» **Dati estratti da una raccolta**:
<<<<

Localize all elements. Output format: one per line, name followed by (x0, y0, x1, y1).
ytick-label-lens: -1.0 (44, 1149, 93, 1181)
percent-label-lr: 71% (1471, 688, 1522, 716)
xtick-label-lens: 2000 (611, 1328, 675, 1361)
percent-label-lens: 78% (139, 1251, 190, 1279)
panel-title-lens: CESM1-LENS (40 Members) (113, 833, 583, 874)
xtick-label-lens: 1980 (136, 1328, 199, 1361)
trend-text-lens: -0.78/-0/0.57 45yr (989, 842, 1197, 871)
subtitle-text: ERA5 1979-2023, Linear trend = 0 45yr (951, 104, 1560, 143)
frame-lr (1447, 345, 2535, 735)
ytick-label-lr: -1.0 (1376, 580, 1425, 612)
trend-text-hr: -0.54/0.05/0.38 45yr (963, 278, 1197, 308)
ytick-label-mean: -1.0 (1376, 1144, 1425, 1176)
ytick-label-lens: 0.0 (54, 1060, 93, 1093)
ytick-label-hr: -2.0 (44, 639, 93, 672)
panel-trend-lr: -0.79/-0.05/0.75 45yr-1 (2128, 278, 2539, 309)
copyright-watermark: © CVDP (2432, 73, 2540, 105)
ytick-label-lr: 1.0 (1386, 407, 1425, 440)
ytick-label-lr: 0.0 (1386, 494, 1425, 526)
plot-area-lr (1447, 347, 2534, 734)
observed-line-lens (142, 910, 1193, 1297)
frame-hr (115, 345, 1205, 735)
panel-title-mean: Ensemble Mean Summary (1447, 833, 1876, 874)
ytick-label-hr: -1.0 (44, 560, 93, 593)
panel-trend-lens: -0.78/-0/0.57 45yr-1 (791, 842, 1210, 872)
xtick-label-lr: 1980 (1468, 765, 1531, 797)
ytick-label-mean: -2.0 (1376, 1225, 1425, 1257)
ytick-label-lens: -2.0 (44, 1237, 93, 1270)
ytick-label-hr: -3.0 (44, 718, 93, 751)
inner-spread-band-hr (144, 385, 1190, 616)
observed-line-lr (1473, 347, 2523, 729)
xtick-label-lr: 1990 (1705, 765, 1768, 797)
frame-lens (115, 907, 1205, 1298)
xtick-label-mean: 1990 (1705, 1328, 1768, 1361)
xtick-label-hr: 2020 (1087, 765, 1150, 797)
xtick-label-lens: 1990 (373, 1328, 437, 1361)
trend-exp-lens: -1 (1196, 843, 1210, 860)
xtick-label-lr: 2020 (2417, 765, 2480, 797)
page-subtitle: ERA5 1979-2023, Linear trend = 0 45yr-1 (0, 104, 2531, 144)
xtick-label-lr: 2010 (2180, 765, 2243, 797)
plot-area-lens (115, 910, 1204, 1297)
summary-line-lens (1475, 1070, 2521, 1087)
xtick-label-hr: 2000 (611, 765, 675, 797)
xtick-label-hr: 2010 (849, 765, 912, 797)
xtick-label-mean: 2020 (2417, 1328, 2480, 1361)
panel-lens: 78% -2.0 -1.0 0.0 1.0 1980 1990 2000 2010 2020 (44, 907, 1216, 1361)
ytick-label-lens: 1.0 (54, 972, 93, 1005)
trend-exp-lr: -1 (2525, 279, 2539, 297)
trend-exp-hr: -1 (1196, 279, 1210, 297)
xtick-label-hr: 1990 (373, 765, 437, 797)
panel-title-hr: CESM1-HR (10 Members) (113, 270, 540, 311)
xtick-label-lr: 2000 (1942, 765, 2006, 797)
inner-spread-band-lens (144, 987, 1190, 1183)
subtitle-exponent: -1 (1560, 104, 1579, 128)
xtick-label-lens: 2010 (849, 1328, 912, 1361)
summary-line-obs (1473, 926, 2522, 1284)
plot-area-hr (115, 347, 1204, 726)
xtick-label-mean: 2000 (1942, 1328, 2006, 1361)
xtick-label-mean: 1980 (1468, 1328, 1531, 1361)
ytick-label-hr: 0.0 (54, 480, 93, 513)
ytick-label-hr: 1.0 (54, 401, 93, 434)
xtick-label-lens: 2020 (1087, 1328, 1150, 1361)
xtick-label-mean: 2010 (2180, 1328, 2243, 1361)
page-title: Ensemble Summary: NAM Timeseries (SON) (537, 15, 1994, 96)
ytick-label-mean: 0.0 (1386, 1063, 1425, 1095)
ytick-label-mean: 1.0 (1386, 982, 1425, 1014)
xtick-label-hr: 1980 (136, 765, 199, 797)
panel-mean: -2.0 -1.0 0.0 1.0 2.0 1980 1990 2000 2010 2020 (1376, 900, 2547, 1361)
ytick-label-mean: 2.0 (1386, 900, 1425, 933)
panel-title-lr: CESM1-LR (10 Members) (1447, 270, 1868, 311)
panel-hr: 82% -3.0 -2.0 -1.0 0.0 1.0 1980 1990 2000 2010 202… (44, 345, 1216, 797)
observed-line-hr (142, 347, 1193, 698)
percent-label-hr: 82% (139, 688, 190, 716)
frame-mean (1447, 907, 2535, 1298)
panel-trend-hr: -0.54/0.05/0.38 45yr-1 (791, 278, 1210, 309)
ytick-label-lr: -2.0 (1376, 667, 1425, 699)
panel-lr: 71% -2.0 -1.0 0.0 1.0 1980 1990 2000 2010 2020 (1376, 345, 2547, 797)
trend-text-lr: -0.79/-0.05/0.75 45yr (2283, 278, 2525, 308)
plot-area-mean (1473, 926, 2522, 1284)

>>>>

» **SCOPO DEL COMPITO**:
Per favore, raccogli tutte le righe dei dati che contengono la stringa "text", distinguendo tra maiuscole e minuscole.

» **RISULTATO DEL COMPITO**:
trend-text-lens: -0.78/-0/0.57 45yr (989, 842, 1197, 871)
subtitle-text: ERA5 1979-2023, Linear trend = 0 45yr (951, 104, 1560, 143)
trend-text-hr: -0.54/0.05/0.38 45yr (963, 278, 1197, 308)
trend-text-lr: -0.79/-0.05/0.75 45yr (2283, 278, 2525, 308)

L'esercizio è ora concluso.